# [Problem]
Present every line of the records below as a Markdown table with two columns, Row and Line: number each row and put the line beside it, leaving out any blank lines.

# [Data supplied]
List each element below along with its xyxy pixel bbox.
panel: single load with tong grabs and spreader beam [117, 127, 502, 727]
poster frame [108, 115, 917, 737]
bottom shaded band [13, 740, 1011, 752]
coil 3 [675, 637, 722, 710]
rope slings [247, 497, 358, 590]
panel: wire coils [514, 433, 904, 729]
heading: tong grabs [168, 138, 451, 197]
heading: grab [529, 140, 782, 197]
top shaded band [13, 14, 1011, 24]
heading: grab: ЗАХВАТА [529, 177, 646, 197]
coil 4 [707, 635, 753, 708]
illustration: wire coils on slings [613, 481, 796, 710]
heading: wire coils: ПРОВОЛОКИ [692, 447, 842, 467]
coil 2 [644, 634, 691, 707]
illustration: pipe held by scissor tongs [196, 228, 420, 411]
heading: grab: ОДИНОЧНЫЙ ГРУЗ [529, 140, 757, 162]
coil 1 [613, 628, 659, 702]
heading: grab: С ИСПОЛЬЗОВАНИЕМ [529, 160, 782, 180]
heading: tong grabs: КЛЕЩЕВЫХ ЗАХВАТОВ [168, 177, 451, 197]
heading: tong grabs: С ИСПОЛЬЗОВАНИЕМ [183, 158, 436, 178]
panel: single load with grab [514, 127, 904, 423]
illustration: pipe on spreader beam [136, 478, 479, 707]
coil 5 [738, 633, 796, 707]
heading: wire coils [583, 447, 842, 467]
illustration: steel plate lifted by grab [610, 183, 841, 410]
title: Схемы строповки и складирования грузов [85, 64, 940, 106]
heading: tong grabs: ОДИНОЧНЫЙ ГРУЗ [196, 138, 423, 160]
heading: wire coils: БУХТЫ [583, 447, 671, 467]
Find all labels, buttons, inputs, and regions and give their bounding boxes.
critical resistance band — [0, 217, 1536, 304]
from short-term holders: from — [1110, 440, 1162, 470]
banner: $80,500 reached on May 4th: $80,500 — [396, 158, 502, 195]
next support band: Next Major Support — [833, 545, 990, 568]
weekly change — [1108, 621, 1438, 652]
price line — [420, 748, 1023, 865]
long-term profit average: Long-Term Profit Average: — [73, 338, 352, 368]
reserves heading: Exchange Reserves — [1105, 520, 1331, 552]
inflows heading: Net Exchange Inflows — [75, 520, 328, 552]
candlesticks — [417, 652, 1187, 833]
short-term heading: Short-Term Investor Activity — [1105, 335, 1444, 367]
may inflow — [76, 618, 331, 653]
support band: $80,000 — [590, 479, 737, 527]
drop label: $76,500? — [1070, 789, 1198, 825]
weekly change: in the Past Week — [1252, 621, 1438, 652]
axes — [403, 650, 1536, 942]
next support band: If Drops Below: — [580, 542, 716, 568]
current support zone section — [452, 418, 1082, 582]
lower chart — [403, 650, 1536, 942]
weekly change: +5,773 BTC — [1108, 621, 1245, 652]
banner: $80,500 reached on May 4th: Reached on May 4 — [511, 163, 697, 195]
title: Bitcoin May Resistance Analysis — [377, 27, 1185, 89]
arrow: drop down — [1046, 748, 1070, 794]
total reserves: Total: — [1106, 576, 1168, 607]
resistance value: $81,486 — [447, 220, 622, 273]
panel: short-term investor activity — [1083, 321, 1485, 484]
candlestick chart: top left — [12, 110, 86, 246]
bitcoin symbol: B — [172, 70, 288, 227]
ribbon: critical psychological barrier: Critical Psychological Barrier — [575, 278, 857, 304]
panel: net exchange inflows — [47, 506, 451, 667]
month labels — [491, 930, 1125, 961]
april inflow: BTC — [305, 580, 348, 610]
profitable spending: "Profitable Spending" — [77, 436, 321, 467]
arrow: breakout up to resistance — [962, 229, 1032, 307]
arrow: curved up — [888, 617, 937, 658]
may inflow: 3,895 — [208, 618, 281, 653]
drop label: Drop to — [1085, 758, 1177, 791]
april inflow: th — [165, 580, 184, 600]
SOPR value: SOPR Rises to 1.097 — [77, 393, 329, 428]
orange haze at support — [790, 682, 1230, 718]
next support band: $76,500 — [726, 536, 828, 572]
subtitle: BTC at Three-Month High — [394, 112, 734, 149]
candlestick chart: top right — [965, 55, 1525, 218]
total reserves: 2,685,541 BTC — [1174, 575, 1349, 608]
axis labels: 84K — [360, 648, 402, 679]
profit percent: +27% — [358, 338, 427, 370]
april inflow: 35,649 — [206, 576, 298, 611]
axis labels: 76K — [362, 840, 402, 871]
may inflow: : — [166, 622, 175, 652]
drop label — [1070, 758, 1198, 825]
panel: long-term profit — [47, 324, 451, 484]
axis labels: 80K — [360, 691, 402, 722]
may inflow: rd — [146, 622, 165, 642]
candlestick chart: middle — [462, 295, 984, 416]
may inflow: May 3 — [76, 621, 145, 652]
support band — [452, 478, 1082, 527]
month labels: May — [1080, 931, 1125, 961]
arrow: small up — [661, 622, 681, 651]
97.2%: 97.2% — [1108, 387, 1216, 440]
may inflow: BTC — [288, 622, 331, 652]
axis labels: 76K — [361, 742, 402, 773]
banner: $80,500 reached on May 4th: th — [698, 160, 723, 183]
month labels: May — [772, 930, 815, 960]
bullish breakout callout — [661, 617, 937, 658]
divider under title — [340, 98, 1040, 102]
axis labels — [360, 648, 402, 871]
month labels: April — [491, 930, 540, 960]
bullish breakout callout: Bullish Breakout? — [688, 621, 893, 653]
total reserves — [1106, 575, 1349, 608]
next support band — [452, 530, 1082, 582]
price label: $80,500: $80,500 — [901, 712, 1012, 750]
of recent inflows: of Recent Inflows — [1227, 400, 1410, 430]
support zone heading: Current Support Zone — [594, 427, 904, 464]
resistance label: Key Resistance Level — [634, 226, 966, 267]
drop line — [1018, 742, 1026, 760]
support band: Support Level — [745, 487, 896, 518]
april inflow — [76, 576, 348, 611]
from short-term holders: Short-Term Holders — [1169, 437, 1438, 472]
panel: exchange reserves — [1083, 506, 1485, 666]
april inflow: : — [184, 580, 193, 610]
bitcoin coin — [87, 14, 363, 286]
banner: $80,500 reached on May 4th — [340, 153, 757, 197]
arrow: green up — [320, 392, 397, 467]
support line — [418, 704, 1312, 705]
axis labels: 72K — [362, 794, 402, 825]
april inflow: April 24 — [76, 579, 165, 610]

# [Task response]
| Row | Line |
|---|---|
| 1 | List each element below along with its xyxy pixel bbox. |
| 2 | panel: single load with tong grabs and spreader beam [117, 127, 502, 727] |
| 3 | poster frame [108, 115, 917, 737] |
| 4 | bottom shaded band [13, 740, 1011, 752] |
| 5 | coil 3 [675, 637, 722, 710] |
| 6 | rope slings [247, 497, 358, 590] |
| 7 | panel: wire coils [514, 433, 904, 729] |
| 8 | heading: tong grabs [168, 138, 451, 197] |
| 9 | heading: grab [529, 140, 782, 197] |
| 10 | top shaded band [13, 14, 1011, 24] |
| 11 | heading: grab: ЗАХВАТА [529, 177, 646, 197] |
| 12 | coil 4 [707, 635, 753, 708] |
| 13 | illustration: wire coils on slings [613, 481, 796, 710] |
| 14 | heading: wire coils: ПРОВОЛОКИ [692, 447, 842, 467] |
| 15 | coil 2 [644, 634, 691, 707] |
| 16 | illustration: pipe held by scissor tongs [196, 228, 420, 411] |
| 17 | heading: grab: ОДИНОЧНЫЙ ГРУЗ [529, 140, 757, 162] |
| 18 | coil 1 [613, 628, 659, 702] |
| 19 | heading: grab: С ИСПОЛЬЗОВАНИЕМ [529, 160, 782, 180] |
| 20 | heading: tong grabs: КЛЕЩЕВЫХ ЗАХВАТОВ [168, 177, 451, 197] |
| 21 | heading: tong grabs: С ИСПОЛЬЗОВАНИЕМ [183, 158, 436, 178] |
| 22 | panel: single load with grab [514, 127, 904, 423] |
| 23 | illustration: pipe on spreader beam [136, 478, 479, 707] |
| 24 | coil 5 [738, 633, 796, 707] |
| 25 | heading: wire coils [583, 447, 842, 467] |
| 26 | illustration: steel plate lifted by grab [610, 183, 841, 410] |
| 27 | title: Схемы строповки и складирования грузов [85, 64, 940, 106] |
| 28 | heading: tong grabs: ОДИНОЧНЫЙ ГРУЗ [196, 138, 423, 160] |
| 29 | heading: wire coils: БУХТЫ [583, 447, 671, 467] |
| 30 | Find all labels, buttons, inputs, and regions and give their bounding boxes. |
| 31 | critical resistance band — [0, 217, 1536, 304] |
| 32 | from short-term holders: from — [1110, 440, 1162, 470] |
| 33 | banner: $80,500 reached on May 4th: $80,500 — [396, 158, 502, 195] |
| 34 | next support band: Next Major Support — [833, 545, 990, 568] |
| 35 | weekly change — [1108, 621, 1438, 652] |
| 36 | price line — [420, 748, 1023, 865] |
| 37 | long-term profit average: Long-Term Profit Average: — [73, 338, 352, 368] |
| 38 | reserves heading: Exchange Reserves — [1105, 520, 1331, 552] |
| 39 | inflows heading: Net Exchange Inflows — [75, 520, 328, 552] |
| 40 | candlesticks — [417, 652, 1187, 833] |
| 41 | short-term heading: Short-Term Investor Activity — [1105, 335, 1444, 367] |
| 42 | may inflow — [76, 618, 331, 653] |
| 43 | support band: $80,000 — [590, 479, 737, 527] |
| 44 | drop label: $76,500? — [1070, 789, 1198, 825] |
| 45 | weekly change: in the Past Week — [1252, 621, 1438, 652] |
| 46 | axes — [403, 650, 1536, 942] |
| 47 | next support band: If Drops Below: — [580, 542, 716, 568] |
| 48 | current support zone section — [452, 418, 1082, 582] |
| 49 | lower chart — [403, 650, 1536, 942] |
| 50 | weekly change: +5,773 BTC — [1108, 621, 1245, 652] |
| 51 | banner: $80,500 reached on May 4th: Reached on May 4 — [511, 163, 697, 195] |
| 52 | title: Bitcoin May Resistance Analysis — [377, 27, 1185, 89] |
| 53 | arrow: drop down — [1046, 748, 1070, 794] |
| 54 | total reserves: Total: — [1106, 576, 1168, 607] |
| 55 | resistance value: $81,486 — [447, 220, 622, 273] |
| 56 | panel: short-term investor activity — [1083, 321, 1485, 484] |
| 57 | candlestick chart: top left — [12, 110, 86, 246] |
| 58 | bitcoin symbol: B — [172, 70, 288, 227] |
| 59 | ribbon: critical psychological barrier: Critical Psychological Barrier — [575, 278, 857, 304] |
| 60 | panel: net exchange inflows — [47, 506, 451, 667] |
| 61 | month labels — [491, 930, 1125, 961] |
| 62 | april inflow: BTC — [305, 580, 348, 610] |
| 63 | profitable spending: "Profitable Spending" — [77, 436, 321, 467] |
| 64 | arrow: breakout up to resistance — [962, 229, 1032, 307] |
| 65 | arrow: curved up — [888, 617, 937, 658] |
| 66 | may inflow: 3,895 — [208, 618, 281, 653] |
| 67 | drop label: Drop to — [1085, 758, 1177, 791] |
| 68 | april inflow: th — [165, 580, 184, 600] |
| 69 | SOPR value: SOPR Rises to 1.097 — [77, 393, 329, 428] |
| 70 | orange haze at support — [790, 682, 1230, 718] |
| 71 | next support band: $76,500 — [726, 536, 828, 572] |
| 72 | subtitle: BTC at Three-Month High — [394, 112, 734, 149] |
| 73 | candlestick chart: top right — [965, 55, 1525, 218] |
| 74 | total reserves: 2,685,541 BTC — [1174, 575, 1349, 608] |
| 75 | axis labels: 84K — [360, 648, 402, 679] |
| 76 | profit percent: +27% — [358, 338, 427, 370] |
| 77 | april inflow: 35,649 — [206, 576, 298, 611] |
| 78 | axis labels: 76K — [362, 840, 402, 871] |
| 79 | may inflow: : — [166, 622, 175, 652] |
| 80 | drop label — [1070, 758, 1198, 825] |
| 81 | panel: long-term profit — [47, 324, 451, 484] |
| 82 | axis labels: 80K — [360, 691, 402, 722] |
| 83 | may inflow: rd — [146, 622, 165, 642] |
| 84 | candlestick chart: middle — [462, 295, 984, 416] |
| 85 | may inflow: May 3 — [76, 621, 145, 652] |
| 86 | support band — [452, 478, 1082, 527] |
| 87 | month labels: May — [1080, 931, 1125, 961] |
| 88 | arrow: small up — [661, 622, 681, 651] |
| 89 | 97.2%: 97.2% — [1108, 387, 1216, 440] |
| 90 | may inflow: BTC — [288, 622, 331, 652] |
| 91 | axis labels: 76K — [361, 742, 402, 773] |
| 92 | banner: $80,500 reached on May 4th: th — [698, 160, 723, 183] |
| 93 | month labels: May — [772, 930, 815, 960] |
| 94 | bullish breakout callout — [661, 617, 937, 658] |
| 95 | divider under title — [340, 98, 1040, 102] |
| 96 | axis labels — [360, 648, 402, 871] |
| 97 | month labels: April — [491, 930, 540, 960] |
| 98 | bullish breakout callout: Bullish Breakout? — [688, 621, 893, 653] |
| 99 | total reserves — [1106, 575, 1349, 608] |
| 100 | next support band — [452, 530, 1082, 582] |
| 101 | price label: $80,500: $80,500 — [901, 712, 1012, 750] |
| 102 | of recent inflows: of Recent Inflows — [1227, 400, 1410, 430] |
| 103 | support zone heading: Current Support Zone — [594, 427, 904, 464] |
| 104 | resistance label: Key Resistance Level — [634, 226, 966, 267] |
| 105 | drop line — [1018, 742, 1026, 760] |
| 106 | support band: Support Level — [745, 487, 896, 518] |
| 107 | april inflow — [76, 576, 348, 611] |
| 108 | from short-term holders: Short-Term Holders — [1169, 437, 1438, 472] |
| 109 | panel: exchange reserves — [1083, 506, 1485, 666] |
| 110 | april inflow: : — [184, 580, 193, 610] |
| 111 | bitcoin coin — [87, 14, 363, 286] |
| 112 | banner: $80,500 reached on May 4th — [340, 153, 757, 197] |
| 113 | arrow: green up — [320, 392, 397, 467] |
| 114 | support line — [418, 704, 1312, 705] |
| 115 | axis labels: 72K — [362, 794, 402, 825] |
| 116 | april inflow: April 24 — [76, 579, 165, 610] |